*Given text*
Data collection. The test was administered individually and orally and followed Tinkham's original. The learners first heard all the L1 - artificial L2 word-pairs before the trials commenced. During the trials the L1 word was said, then there was a gap of three seconds before the sound of a bell and then the artificial L2 word corresponding to other half of the word-pair was said, thus the subject heard each word-pair and was given a chance to learn at each trial. There was a 2 second pause between items within trials and a 5 second pause between trials. For example, the subjects heard 'ame' (the L1 word) then there was a gap of three seconds before which the subject was required to remember and say the L2 artificial word (in this case 'uchen'), then they heard the sound of the bell and then the corresponding L2 artificial word 'uchen' was given. Then there was a gap of two seconds before the next pair until all words in a set of 6 word-pairs had been met. This set of six word-pairings constituted one trial. The sequence then commenced again with a different word-pairing order as outlined above.

*Given request A*
Please print the listing lines exactly, from the start of the listing through the line containing "plus-sign-icon: + [98,401,110,417]", both ends included.

*Records for the exercise*

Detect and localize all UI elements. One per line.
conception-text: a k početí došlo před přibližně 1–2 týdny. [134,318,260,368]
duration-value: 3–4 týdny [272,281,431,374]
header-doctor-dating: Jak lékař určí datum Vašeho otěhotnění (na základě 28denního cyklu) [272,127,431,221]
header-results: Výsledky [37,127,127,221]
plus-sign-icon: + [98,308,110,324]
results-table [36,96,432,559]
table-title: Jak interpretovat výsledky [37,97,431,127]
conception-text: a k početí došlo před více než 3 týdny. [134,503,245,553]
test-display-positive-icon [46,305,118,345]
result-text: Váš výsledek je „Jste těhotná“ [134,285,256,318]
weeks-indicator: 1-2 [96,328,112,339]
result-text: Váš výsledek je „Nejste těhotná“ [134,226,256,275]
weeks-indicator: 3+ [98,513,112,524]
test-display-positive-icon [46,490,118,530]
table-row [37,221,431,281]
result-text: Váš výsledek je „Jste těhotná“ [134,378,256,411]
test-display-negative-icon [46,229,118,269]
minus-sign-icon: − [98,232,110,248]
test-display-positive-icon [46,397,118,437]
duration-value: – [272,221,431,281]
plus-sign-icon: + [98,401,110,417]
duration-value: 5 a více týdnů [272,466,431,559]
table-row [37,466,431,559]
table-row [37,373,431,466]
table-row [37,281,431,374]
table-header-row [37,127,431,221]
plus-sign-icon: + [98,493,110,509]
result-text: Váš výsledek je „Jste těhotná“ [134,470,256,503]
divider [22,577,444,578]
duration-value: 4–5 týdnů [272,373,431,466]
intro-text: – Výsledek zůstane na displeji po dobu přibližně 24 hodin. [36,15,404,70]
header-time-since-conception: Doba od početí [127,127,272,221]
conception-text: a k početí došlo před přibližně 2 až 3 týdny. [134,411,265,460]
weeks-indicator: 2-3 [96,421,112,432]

*Given request B*
Name every distinct pause or gap length, in seconds, that the data-collection passage mentions.

*Right answer A*
Detect and localize all UI elements. One per line.
conception-text: a k početí došlo před přibližně 1–2 týdny. [134,318,260,368]
duration-value: 3–4 týdny [272,281,431,374]
header-doctor-dating: Jak lékař určí datum Vašeho otěhotnění (na základě 28denního cyklu) [272,127,431,221]
header-results: Výsledky [37,127,127,221]
plus-sign-icon: + [98,308,110,324]
results-table [36,96,432,559]
table-title: Jak interpretovat výsledky [37,97,431,127]
conception-text: a k početí došlo před více než 3 týdny. [134,503,245,553]
test-display-positive-icon [46,305,118,345]
result-text: Váš výsledek je „Jste těhotná“ [134,285,256,318]
weeks-indicator: 1-2 [96,328,112,339]
result-text: Váš výsledek je „Nejste těhotná“ [134,226,256,275]
weeks-indicator: 3+ [98,513,112,524]
test-display-positive-icon [46,490,118,530]
table-row [37,221,431,281]
result-text: Váš výsledek je „Jste těhotná“ [134,378,256,411]
test-display-negative-icon [46,229,118,269]
minus-sign-icon: − [98,232,110,248]
test-display-positive-icon [46,397,118,437]
duration-value: – [272,221,431,281]
plus-sign-icon: + [98,401,110,417]

*Right answer B*
3 seconds
2 seconds
5 seconds